• Instructions for the task
Extract all lines containing "kind".

• Task material
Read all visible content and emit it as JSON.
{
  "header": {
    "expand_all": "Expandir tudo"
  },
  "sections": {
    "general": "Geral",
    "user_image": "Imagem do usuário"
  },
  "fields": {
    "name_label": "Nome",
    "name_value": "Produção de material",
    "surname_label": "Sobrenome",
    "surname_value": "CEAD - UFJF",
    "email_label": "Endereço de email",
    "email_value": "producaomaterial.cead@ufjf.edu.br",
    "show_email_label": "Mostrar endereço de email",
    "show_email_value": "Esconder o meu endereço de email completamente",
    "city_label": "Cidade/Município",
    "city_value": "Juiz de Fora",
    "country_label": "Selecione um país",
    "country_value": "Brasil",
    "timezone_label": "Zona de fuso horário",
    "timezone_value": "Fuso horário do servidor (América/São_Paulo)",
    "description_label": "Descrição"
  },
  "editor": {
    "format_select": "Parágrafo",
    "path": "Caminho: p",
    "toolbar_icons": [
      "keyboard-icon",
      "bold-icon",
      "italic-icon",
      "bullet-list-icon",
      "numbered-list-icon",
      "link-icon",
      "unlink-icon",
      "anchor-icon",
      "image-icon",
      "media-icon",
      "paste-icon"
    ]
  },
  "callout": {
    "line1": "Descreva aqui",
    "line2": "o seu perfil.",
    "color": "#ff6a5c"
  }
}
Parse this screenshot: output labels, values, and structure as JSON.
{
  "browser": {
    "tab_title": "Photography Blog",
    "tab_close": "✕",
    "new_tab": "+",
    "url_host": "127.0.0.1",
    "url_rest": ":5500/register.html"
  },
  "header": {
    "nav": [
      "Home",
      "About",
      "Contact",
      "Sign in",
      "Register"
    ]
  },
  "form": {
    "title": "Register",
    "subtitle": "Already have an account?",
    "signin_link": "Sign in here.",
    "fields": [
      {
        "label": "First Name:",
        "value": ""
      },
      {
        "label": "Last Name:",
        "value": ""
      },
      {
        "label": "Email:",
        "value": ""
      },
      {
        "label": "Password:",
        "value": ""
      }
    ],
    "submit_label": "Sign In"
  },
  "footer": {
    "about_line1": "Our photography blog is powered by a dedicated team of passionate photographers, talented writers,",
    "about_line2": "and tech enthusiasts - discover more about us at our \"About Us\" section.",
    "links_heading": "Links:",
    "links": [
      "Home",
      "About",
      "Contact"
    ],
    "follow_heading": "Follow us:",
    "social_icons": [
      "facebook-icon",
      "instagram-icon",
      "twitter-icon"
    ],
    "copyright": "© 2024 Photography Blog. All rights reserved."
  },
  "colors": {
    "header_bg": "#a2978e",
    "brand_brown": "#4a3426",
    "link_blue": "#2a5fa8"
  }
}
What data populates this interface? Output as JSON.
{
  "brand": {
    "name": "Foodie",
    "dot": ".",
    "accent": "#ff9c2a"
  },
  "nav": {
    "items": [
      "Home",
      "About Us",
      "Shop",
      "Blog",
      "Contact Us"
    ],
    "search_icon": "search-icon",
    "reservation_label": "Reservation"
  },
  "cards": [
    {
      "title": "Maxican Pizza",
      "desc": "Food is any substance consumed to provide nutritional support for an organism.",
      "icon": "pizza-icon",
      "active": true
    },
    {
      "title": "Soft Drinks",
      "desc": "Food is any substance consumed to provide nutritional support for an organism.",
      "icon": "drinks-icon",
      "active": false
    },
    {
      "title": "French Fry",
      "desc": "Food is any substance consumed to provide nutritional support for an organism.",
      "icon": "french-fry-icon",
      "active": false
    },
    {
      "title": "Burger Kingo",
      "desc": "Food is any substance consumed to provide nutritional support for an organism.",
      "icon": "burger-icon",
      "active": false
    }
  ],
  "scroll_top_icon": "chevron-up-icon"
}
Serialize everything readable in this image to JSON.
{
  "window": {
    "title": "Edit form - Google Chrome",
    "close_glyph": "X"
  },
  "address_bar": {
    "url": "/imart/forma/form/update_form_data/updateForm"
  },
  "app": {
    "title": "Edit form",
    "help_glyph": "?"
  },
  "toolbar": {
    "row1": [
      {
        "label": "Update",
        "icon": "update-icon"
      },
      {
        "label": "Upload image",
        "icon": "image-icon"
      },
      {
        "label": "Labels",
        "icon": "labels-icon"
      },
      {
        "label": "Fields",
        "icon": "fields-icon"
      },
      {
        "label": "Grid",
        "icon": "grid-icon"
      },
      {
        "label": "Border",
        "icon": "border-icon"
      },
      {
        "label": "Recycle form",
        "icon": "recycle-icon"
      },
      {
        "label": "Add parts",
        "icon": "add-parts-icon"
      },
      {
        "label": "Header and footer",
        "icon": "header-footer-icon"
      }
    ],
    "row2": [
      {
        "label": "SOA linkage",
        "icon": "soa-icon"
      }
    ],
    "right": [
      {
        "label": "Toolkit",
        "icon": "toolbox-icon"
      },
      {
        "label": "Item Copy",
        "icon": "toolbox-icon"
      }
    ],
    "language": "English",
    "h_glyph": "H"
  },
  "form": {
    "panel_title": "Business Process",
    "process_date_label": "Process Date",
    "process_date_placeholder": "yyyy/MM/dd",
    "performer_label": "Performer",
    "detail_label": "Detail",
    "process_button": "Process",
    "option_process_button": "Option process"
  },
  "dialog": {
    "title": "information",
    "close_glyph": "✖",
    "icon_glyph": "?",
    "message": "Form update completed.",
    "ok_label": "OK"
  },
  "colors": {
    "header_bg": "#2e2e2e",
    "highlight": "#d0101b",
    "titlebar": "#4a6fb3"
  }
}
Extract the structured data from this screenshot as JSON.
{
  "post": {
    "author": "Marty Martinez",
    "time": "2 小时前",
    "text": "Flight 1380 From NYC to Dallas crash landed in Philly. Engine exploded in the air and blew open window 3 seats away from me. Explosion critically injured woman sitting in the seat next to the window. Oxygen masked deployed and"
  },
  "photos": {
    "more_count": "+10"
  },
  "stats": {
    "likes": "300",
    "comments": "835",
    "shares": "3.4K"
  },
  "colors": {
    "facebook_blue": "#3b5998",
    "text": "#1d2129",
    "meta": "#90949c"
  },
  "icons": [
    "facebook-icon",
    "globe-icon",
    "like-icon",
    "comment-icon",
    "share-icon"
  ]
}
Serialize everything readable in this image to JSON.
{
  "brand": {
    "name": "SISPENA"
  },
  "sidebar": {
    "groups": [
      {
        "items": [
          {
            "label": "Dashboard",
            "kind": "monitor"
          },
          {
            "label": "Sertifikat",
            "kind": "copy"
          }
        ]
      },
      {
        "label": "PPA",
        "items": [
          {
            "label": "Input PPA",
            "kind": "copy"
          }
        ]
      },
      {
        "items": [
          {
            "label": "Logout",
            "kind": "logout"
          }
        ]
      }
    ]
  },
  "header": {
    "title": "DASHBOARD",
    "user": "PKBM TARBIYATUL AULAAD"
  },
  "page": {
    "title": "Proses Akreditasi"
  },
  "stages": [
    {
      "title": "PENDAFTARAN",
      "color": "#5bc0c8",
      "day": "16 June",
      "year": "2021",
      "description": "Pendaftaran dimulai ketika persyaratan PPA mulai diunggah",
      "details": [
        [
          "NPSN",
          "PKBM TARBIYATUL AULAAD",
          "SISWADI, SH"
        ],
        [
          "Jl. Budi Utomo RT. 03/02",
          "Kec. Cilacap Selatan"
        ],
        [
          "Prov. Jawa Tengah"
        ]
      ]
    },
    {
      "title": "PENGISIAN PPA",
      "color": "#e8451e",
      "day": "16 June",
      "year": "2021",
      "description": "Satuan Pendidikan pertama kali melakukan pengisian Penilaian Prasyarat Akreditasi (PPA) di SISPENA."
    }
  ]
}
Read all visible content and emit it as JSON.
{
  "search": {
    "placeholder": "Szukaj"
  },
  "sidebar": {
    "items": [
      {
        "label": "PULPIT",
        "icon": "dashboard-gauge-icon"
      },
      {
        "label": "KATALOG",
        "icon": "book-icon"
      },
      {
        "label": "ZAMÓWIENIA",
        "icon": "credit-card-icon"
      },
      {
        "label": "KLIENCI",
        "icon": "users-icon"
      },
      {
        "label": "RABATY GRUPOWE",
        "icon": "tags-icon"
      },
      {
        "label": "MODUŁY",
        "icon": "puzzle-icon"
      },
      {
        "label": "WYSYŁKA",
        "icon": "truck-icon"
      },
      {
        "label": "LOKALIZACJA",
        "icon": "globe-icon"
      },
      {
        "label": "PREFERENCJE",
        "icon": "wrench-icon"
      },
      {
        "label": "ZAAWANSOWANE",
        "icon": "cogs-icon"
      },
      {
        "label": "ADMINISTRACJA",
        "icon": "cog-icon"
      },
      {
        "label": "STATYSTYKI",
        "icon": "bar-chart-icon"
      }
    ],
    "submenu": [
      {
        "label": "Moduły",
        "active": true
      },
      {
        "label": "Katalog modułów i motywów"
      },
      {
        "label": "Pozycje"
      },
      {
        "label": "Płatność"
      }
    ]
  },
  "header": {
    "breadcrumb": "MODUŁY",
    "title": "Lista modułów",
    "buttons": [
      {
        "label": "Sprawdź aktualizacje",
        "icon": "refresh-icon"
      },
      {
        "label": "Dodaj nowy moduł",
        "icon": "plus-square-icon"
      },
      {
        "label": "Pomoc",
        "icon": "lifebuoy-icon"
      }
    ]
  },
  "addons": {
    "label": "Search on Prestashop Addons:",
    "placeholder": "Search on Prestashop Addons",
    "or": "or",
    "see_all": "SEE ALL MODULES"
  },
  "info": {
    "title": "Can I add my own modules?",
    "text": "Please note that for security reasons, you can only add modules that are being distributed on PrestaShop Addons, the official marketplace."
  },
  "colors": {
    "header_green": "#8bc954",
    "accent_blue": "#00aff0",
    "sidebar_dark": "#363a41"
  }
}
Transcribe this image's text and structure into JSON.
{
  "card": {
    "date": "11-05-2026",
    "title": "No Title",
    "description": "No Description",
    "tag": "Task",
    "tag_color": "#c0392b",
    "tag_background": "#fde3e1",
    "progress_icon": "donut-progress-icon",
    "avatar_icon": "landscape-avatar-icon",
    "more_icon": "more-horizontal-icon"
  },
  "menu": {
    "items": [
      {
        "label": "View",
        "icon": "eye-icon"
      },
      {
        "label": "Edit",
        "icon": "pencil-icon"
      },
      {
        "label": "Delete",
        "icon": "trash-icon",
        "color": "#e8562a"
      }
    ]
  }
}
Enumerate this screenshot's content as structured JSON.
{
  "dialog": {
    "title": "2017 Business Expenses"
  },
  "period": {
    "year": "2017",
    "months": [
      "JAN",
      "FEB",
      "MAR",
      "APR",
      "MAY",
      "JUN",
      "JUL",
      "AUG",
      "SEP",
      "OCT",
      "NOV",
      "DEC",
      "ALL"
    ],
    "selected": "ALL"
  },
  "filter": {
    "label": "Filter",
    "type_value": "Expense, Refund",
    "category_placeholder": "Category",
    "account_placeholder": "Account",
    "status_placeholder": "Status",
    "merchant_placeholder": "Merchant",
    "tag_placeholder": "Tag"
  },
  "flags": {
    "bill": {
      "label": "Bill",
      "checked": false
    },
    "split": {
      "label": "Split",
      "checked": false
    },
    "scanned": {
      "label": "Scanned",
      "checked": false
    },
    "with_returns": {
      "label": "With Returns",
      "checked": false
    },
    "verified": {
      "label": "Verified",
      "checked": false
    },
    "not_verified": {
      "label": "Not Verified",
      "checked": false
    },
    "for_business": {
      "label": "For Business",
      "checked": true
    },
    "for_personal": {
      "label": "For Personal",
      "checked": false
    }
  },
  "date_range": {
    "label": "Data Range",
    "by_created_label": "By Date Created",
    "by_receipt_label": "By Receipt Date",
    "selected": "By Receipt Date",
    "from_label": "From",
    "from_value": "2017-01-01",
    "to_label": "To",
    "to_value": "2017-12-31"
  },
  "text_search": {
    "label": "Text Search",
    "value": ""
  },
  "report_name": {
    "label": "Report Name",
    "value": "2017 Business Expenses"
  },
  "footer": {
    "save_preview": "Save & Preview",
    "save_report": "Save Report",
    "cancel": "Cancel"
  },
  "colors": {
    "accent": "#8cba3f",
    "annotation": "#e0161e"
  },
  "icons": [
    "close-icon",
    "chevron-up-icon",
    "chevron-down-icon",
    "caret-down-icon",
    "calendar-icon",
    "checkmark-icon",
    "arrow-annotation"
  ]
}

• Exercise response
            "kind": "monitor"
            "kind": "copy"
            "kind": "copy"
            "kind": "logout"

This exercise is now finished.